[start of Material provided]

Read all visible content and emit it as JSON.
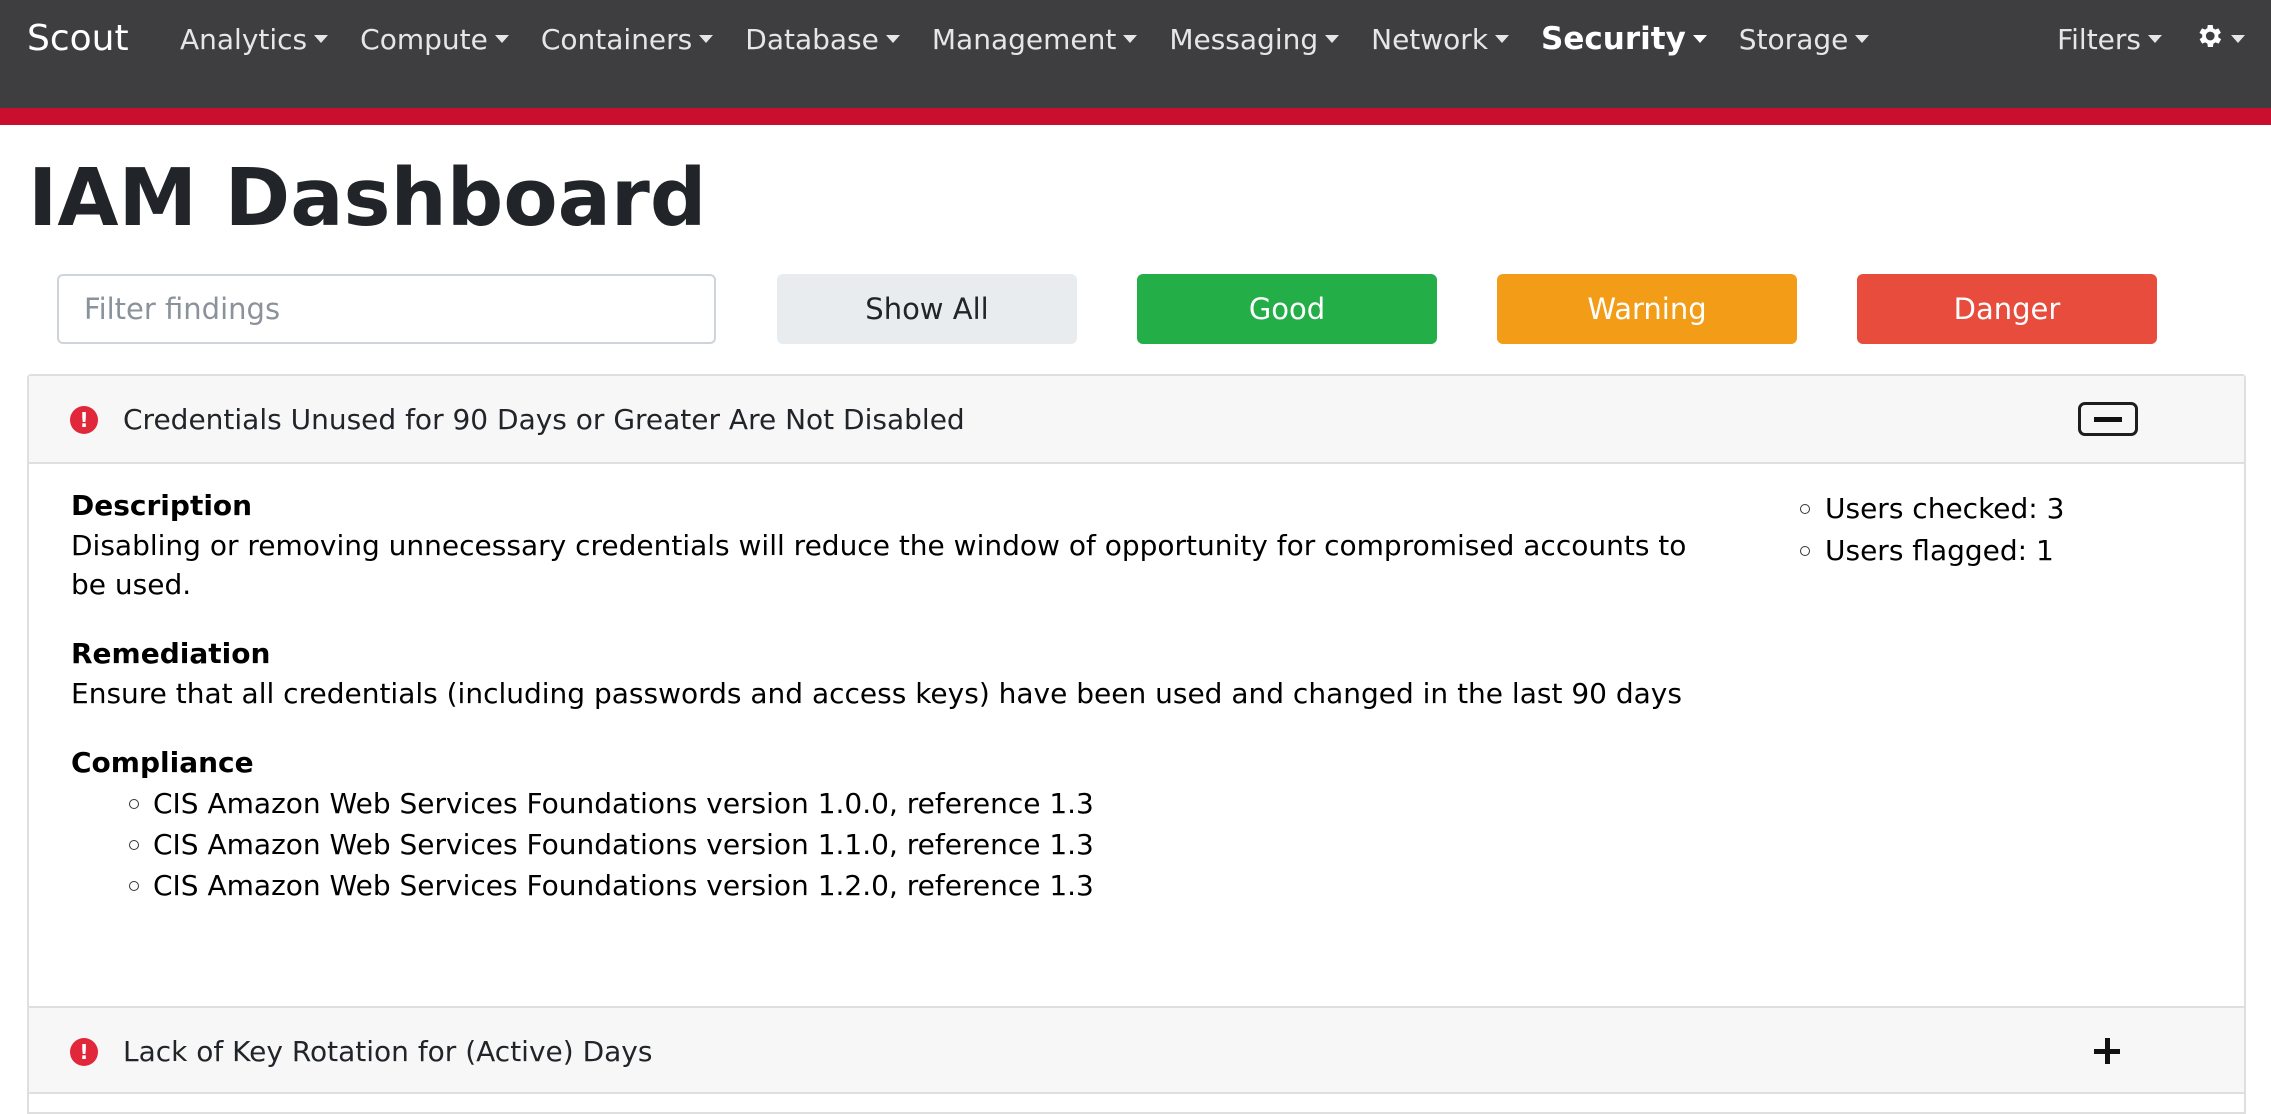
{
  "navbar": {
    "brand": "Scout",
    "menus": [
      {
        "label": "Analytics"
      },
      {
        "label": "Compute"
      },
      {
        "label": "Containers"
      },
      {
        "label": "Database"
      },
      {
        "label": "Management"
      },
      {
        "label": "Messaging"
      },
      {
        "label": "Network"
      },
      {
        "label": "Security",
        "active": true
      },
      {
        "label": "Storage"
      }
    ],
    "filters_label": "Filters",
    "settings_icon": "gear-icon",
    "accent_color": "#c8102e"
  },
  "page": {
    "title": "IAM Dashboard"
  },
  "filter_bar": {
    "placeholder": "Filter findings",
    "value": "",
    "buttons": {
      "show_all": "Show All",
      "good": "Good",
      "warning": "Warning",
      "danger": "Danger"
    },
    "colors": {
      "good": "#23ae48",
      "warning": "#f39c17",
      "danger": "#e74c3c"
    }
  },
  "findings": [
    {
      "level": "danger",
      "icon": "exclamation-circle-icon",
      "title": "Credentials Unused for 90 Days or Greater Are Not Disabled",
      "expanded": true,
      "description_label": "Description",
      "description": "Disabling or removing unnecessary credentials will reduce the window of opportunity for compromised accounts to be used.",
      "remediation_label": "Remediation",
      "remediation": "Ensure that all credentials (including passwords and access keys) have been used and changed in the last 90 days",
      "compliance_label": "Compliance",
      "compliance": [
        "CIS Amazon Web Services Foundations version 1.0.0, reference 1.3",
        "CIS Amazon Web Services Foundations version 1.1.0, reference 1.3",
        "CIS Amazon Web Services Foundations version 1.2.0, reference 1.3"
      ],
      "stats": [
        "Users checked: 3",
        "Users flagged: 1"
      ]
    },
    {
      "level": "danger",
      "icon": "exclamation-circle-icon",
      "title": "Lack of Key Rotation for (Active) Days",
      "expanded": false
    }
  ]
}
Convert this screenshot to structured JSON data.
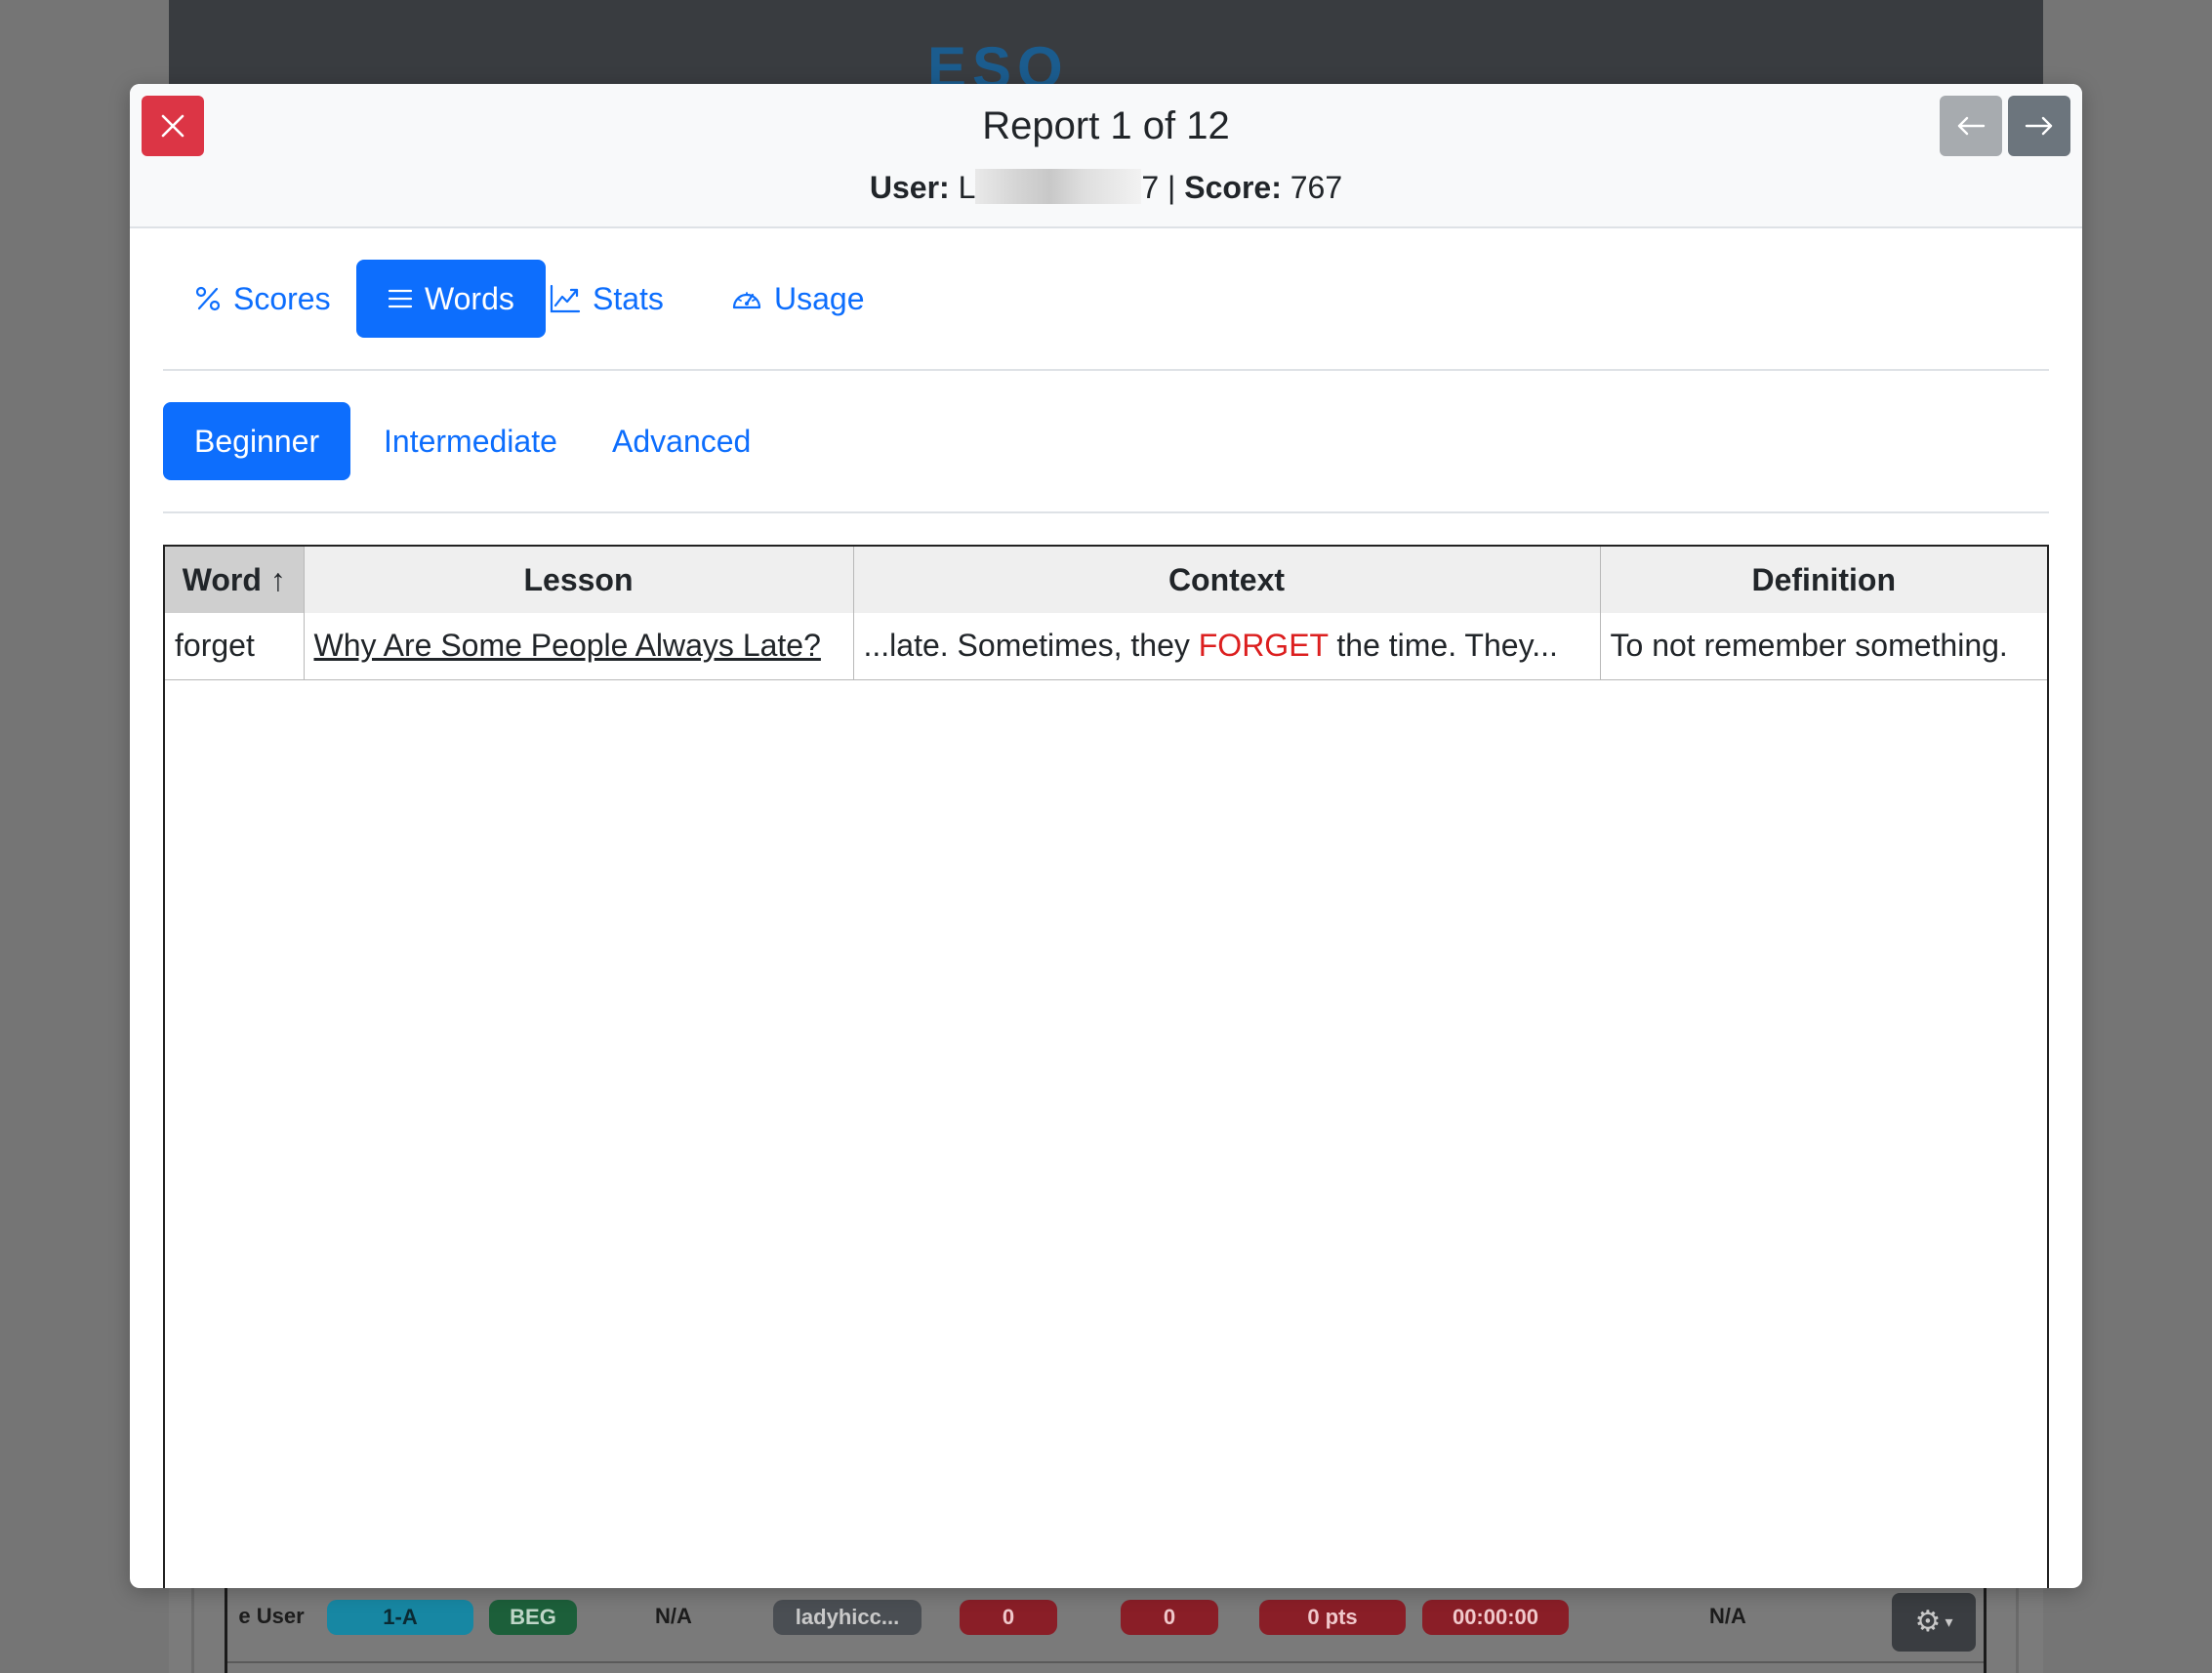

[end of Material provided]

Repeat the material above in full and unchanged, minus its images.

* _Answer to this exercise_
Read all visible content and emit it as JSON.
{
  "navbar": {
    "brand": "Scout",
    "menus": [
      {
        "label": "Analytics"
      },
      {
        "label": "Compute"
      },
      {
        "label": "Containers"
      },
      {
        "label": "Database"
      },
      {
        "label": "Management"
      },
      {
        "label": "Messaging"
      },
      {
        "label": "Network"
      },
      {
        "label": "Security",
        "active": true
      },
      {
        "label": "Storage"
      }
    ],
    "filters_label": "Filters",
    "settings_icon": "gear-icon",
    "accent_color": "#c8102e"
  },
  "page": {
    "title": "IAM Dashboard"
  },
  "filter_bar": {
    "placeholder": "Filter findings",
    "value": "",
    "buttons": {
      "show_all": "Show All",
      "good": "Good",
      "warning": "Warning",
      "danger": "Danger"
    },
    "colors": {
      "good": "#23ae48",
      "warning": "#f39c17",
      "danger": "#e74c3c"
    }
  },
  "findings": [
    {
      "level": "danger",
      "icon": "exclamation-circle-icon",
      "title": "Credentials Unused for 90 Days or Greater Are Not Disabled",
      "expanded": true,
      "description_label": "Description",
      "description": "Disabling or removing unnecessary credentials will reduce the window of opportunity for compromised accounts to be used.",
      "remediation_label": "Remediation",
      "remediation": "Ensure that all credentials (including passwords and access keys) have been used and changed in the last 90 days",
      "compliance_label": "Compliance",
      "compliance": [
        "CIS Amazon Web Services Foundations version 1.0.0, reference 1.3",
        "CIS Amazon Web Services Foundations version 1.1.0, reference 1.3",
        "CIS Amazon Web Services Foundations version 1.2.0, reference 1.3"
      ],
      "stats": [
        "Users checked: 3",
        "Users flagged: 1"
      ]
    },
    {
      "level": "danger",
      "icon": "exclamation-circle-icon",
      "title": "Lack of Key Rotation for (Active) Days",
      "expanded": false
    }
  ]
}
Convert this screenshot to structured JSON data.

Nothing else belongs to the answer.